Start Record list

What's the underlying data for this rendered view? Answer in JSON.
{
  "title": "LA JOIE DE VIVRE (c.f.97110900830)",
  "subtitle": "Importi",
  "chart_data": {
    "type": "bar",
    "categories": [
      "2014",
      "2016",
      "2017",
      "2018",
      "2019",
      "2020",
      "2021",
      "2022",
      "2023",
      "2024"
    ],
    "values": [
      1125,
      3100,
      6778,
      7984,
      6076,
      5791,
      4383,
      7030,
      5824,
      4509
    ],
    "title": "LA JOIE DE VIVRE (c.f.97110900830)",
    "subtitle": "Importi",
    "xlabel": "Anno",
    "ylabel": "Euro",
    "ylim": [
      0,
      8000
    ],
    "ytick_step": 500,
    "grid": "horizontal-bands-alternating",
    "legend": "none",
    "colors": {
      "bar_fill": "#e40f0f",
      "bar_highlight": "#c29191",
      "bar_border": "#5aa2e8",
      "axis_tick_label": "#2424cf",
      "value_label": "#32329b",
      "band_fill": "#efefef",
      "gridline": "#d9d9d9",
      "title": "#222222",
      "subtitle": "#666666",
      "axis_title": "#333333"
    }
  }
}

End Record list
Start Record list

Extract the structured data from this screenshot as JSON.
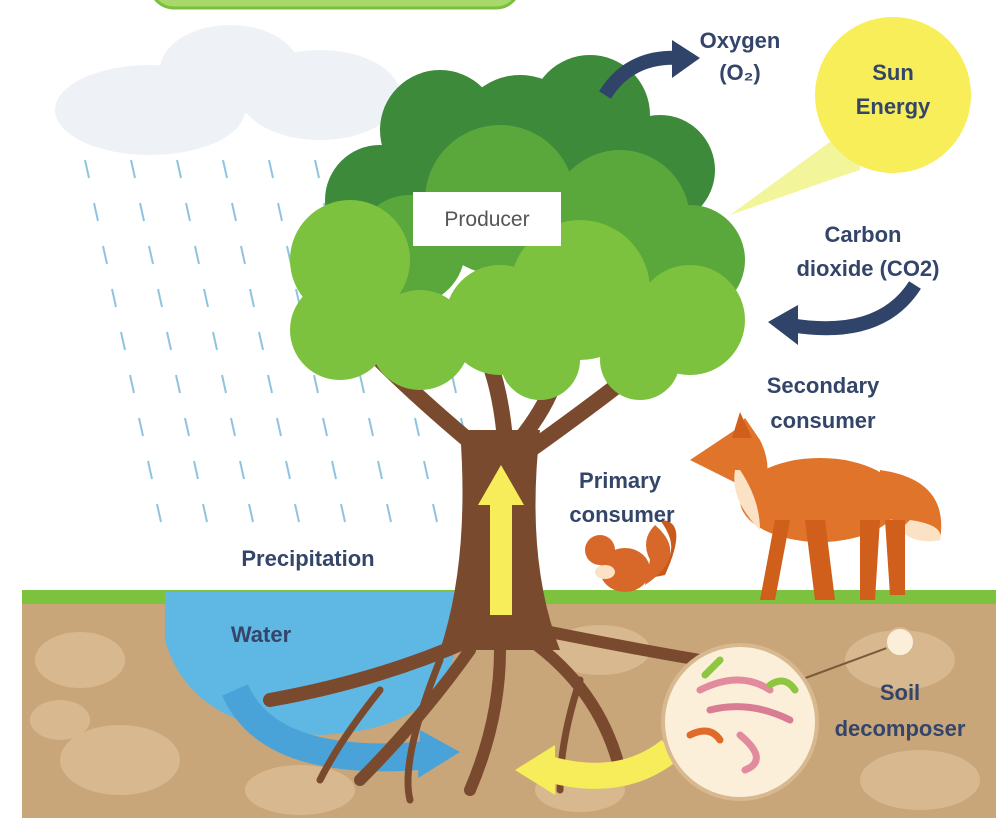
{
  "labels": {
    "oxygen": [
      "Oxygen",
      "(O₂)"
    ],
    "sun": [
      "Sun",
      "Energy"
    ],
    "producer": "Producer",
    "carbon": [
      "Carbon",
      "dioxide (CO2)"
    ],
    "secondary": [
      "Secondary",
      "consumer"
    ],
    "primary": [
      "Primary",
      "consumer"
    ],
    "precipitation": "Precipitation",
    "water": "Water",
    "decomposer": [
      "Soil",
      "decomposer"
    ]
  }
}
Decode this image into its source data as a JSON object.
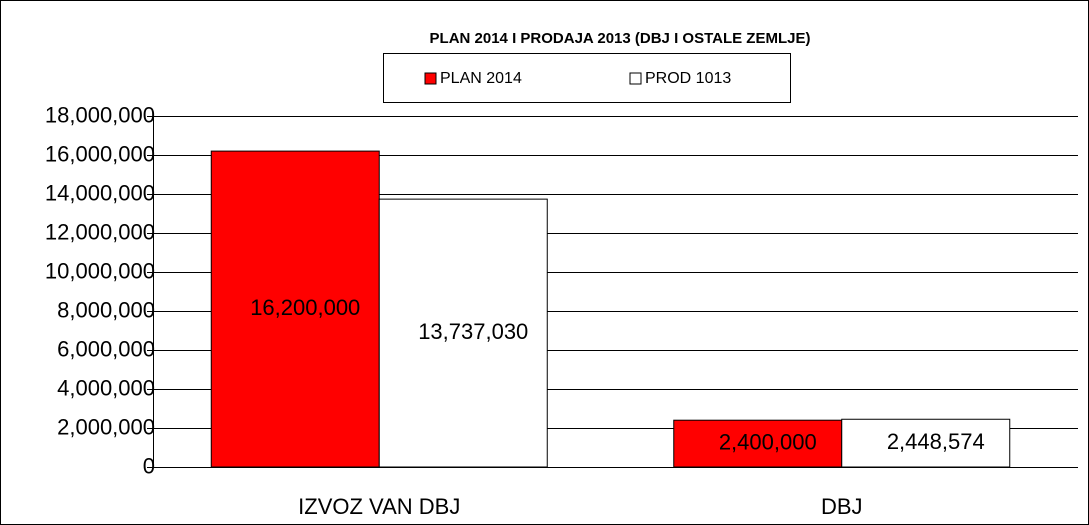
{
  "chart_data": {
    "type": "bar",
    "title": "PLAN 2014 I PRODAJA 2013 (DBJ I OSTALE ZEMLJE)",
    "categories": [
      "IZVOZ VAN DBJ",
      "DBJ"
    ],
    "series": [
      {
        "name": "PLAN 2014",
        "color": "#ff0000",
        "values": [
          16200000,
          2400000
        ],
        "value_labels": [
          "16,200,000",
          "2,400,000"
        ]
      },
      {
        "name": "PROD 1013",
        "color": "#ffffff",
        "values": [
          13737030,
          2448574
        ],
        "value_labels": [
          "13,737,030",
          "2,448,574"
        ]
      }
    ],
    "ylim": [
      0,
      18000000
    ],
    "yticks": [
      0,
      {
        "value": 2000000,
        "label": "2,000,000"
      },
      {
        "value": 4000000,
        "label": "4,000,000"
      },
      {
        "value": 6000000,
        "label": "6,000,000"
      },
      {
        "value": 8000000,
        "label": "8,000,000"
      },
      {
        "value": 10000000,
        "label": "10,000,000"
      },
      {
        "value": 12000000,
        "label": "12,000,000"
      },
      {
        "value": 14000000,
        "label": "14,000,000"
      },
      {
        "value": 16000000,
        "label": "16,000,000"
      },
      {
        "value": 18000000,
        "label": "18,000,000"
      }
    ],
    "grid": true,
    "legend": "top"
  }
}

End Record list

*Task brief*.
Count how many lines of the listing above include "Importi" and report that number alone.

*Exercise solution*.
2